TASK OBJECTIVE:
Every record that follows should be printed verbatim.

DATA RECORDS:
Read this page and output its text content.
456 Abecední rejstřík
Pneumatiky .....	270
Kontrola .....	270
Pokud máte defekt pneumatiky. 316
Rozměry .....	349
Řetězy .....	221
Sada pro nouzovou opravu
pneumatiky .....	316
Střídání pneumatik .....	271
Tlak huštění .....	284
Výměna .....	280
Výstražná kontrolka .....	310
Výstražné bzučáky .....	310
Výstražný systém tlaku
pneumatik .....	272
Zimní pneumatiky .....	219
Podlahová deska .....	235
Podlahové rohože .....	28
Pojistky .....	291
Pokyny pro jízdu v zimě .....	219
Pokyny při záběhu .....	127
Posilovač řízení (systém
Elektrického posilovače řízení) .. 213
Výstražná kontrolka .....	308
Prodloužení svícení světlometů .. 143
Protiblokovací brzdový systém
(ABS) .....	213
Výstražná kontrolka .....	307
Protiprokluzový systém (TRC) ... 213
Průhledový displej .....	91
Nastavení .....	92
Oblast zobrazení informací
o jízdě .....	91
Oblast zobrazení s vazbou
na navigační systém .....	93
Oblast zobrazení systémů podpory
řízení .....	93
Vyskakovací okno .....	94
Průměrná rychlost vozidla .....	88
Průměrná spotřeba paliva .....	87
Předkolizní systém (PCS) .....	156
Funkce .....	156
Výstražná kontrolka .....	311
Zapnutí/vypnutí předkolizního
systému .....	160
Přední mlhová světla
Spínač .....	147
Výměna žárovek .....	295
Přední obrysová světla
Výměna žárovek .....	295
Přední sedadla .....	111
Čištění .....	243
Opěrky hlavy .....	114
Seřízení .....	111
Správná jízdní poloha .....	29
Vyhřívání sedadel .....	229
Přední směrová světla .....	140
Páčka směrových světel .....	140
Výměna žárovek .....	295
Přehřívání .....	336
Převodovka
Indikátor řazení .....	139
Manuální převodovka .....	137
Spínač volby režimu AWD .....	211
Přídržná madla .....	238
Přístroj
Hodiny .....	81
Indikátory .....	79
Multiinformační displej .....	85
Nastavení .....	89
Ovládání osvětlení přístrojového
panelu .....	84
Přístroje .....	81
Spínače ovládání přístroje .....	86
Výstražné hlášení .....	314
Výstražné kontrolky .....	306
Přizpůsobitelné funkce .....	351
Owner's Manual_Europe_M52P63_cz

ANSWER IN FULL:
Read this page and output its text content.
456 Abecední rejstřík
Pneumatiky .....	270
Kontrola .....	270
Pokud máte defekt pneumatiky. 316
Rozměry .....	349
Řetězy .....	221
Sada pro nouzovou opravu
pneumatiky .....	316
Střídání pneumatik .....	271
Tlak huštění .....	284
Výměna .....	280
Výstražná kontrolka .....	310
Výstražné bzučáky .....	310
Výstražný systém tlaku
pneumatik .....	272
Zimní pneumatiky .....	219
Podlahová deska .....	235
Podlahové rohože .....	28
Pojistky .....	291
Pokyny pro jízdu v zimě .....	219
Pokyny při záběhu .....	127
Posilovač řízení (systém
Elektrického posilovače řízení) .. 213
Výstražná kontrolka .....	308
Prodloužení svícení světlometů .. 143
Protiblokovací brzdový systém
(ABS) .....	213
Výstražná kontrolka .....	307
Protiprokluzový systém (TRC) ... 213
Průhledový displej .....	91
Nastavení .....	92
Oblast zobrazení informací
o jízdě .....	91
Oblast zobrazení s vazbou
na navigační systém .....	93
Oblast zobrazení systémů podpory
řízení .....	93
Vyskakovací okno .....	94
Průměrná rychlost vozidla .....	88
Průměrná spotřeba paliva .....	87
Předkolizní systém (PCS) .....	156
Funkce .....	156
Výstražná kontrolka .....	311
Zapnutí/vypnutí předkolizního
systému .....	160
Přední mlhová světla
Spínač .....	147
Výměna žárovek .....	295
Přední obrysová světla
Výměna žárovek .....	295
Přední sedadla .....	111
Čištění .....	243
Opěrky hlavy .....	114
Seřízení .....	111
Správná jízdní poloha .....	29
Vyhřívání sedadel .....	229
Přední směrová světla .....	140
Páčka směrových světel .....	140
Výměna žárovek .....	295
Přehřívání .....	336
Převodovka
Indikátor řazení .....	139
Manuální převodovka .....	137
Spínač volby režimu AWD .....	211
Přídržná madla .....	238
Přístroj
Hodiny .....	81
Indikátory .....	79
Multiinformační displej .....	85
Nastavení .....	89
Ovládání osvětlení přístrojového
panelu .....	84
Přístroje .....	81
Spínače ovládání přístroje .....	86
Výstražné hlášení .....	314
Výstražné kontrolky .....	306
Přizpůsobitelné funkce .....	351
Owner's Manual_Europe_M52P63_cz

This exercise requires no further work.